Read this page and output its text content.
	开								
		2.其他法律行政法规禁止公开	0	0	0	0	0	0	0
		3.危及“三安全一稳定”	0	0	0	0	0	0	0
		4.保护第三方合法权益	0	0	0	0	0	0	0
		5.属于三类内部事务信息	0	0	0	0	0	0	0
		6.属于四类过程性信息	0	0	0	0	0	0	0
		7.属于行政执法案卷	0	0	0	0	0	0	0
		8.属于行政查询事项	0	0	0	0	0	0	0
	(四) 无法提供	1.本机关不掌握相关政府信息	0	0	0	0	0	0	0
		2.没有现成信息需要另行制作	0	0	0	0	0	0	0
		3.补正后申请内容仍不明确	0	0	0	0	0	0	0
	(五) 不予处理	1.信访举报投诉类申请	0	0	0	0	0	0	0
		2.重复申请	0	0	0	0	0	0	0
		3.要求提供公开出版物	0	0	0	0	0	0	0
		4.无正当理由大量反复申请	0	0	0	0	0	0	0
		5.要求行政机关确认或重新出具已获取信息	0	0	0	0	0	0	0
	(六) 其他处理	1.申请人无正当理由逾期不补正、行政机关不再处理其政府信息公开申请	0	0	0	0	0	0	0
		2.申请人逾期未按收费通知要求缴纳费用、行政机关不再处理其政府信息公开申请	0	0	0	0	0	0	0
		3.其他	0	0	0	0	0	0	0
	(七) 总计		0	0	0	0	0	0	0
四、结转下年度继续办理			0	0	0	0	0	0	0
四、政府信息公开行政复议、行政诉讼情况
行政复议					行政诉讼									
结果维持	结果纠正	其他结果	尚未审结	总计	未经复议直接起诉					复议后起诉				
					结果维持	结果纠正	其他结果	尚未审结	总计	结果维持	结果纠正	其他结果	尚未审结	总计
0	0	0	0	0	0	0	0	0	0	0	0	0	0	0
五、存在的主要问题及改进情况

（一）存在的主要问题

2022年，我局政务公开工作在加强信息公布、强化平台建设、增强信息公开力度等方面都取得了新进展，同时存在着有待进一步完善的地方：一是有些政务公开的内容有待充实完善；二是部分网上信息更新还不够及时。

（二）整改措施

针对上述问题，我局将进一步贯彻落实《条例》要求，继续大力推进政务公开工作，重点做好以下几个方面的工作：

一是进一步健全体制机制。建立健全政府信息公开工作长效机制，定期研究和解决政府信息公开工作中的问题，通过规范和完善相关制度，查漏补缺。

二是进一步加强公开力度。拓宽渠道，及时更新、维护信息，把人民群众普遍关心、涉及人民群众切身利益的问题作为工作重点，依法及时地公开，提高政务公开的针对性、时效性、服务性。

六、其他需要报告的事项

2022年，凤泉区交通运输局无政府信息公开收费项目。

§ **EXERCISE GOAL**:
Extract the entries above verbatim.

§ **SOLUTION TO THIS EXERCISE**:
Read this page and output its text content.
	开								
		2.其他法律行政法规禁止公开	0	0	0	0	0	0	0
		3.危及“三安全一稳定”	0	0	0	0	0	0	0
		4.保护第三方合法权益	0	0	0	0	0	0	0
		5.属于三类内部事务信息	0	0	0	0	0	0	0
		6.属于四类过程性信息	0	0	0	0	0	0	0
		7.属于行政执法案卷	0	0	0	0	0	0	0
		8.属于行政查询事项	0	0	0	0	0	0	0
	(四) 无法提供	1.本机关不掌握相关政府信息	0	0	0	0	0	0	0
		2.没有现成信息需要另行制作	0	0	0	0	0	0	0
		3.补正后申请内容仍不明确	0	0	0	0	0	0	0
	(五) 不予处理	1.信访举报投诉类申请	0	0	0	0	0	0	0
		2.重复申请	0	0	0	0	0	0	0
		3.要求提供公开出版物	0	0	0	0	0	0	0
		4.无正当理由大量反复申请	0	0	0	0	0	0	0
		5.要求行政机关确认或重新出具已获取信息	0	0	0	0	0	0	0
	(六) 其他处理	1.申请人无正当理由逾期不补正、行政机关不再处理其政府信息公开申请	0	0	0	0	0	0	0
		2.申请人逾期未按收费通知要求缴纳费用、行政机关不再处理其政府信息公开申请	0	0	0	0	0	0	0
		3.其他	0	0	0	0	0	0	0
	(七) 总计		0	0	0	0	0	0	0
四、结转下年度继续办理			0	0	0	0	0	0	0
四、政府信息公开行政复议、行政诉讼情况
行政复议					行政诉讼									
结果维持	结果纠正	其他结果	尚未审结	总计	未经复议直接起诉					复议后起诉				
					结果维持	结果纠正	其他结果	尚未审结	总计	结果维持	结果纠正	其他结果	尚未审结	总计
0	0	0	0	0	0	0	0	0	0	0	0	0	0	0
五、存在的主要问题及改进情况

（一）存在的主要问题

2022年，我局政务公开工作在加强信息公布、强化平台建设、增强信息公开力度等方面都取得了新进展，同时存在着有待进一步完善的地方：一是有些政务公开的内容有待充实完善；二是部分网上信息更新还不够及时。

（二）整改措施

针对上述问题，我局将进一步贯彻落实《条例》要求，继续大力推进政务公开工作，重点做好以下几个方面的工作：

一是进一步健全体制机制。建立健全政府信息公开工作长效机制，定期研究和解决政府信息公开工作中的问题，通过规范和完善相关制度，查漏补缺。

二是进一步加强公开力度。拓宽渠道，及时更新、维护信息，把人民群众普遍关心、涉及人民群众切身利益的问题作为工作重点，依法及时地公开，提高政务公开的针对性、时效性、服务性。

六、其他需要报告的事项

2022年，凤泉区交通运输局无政府信息公开收费项目。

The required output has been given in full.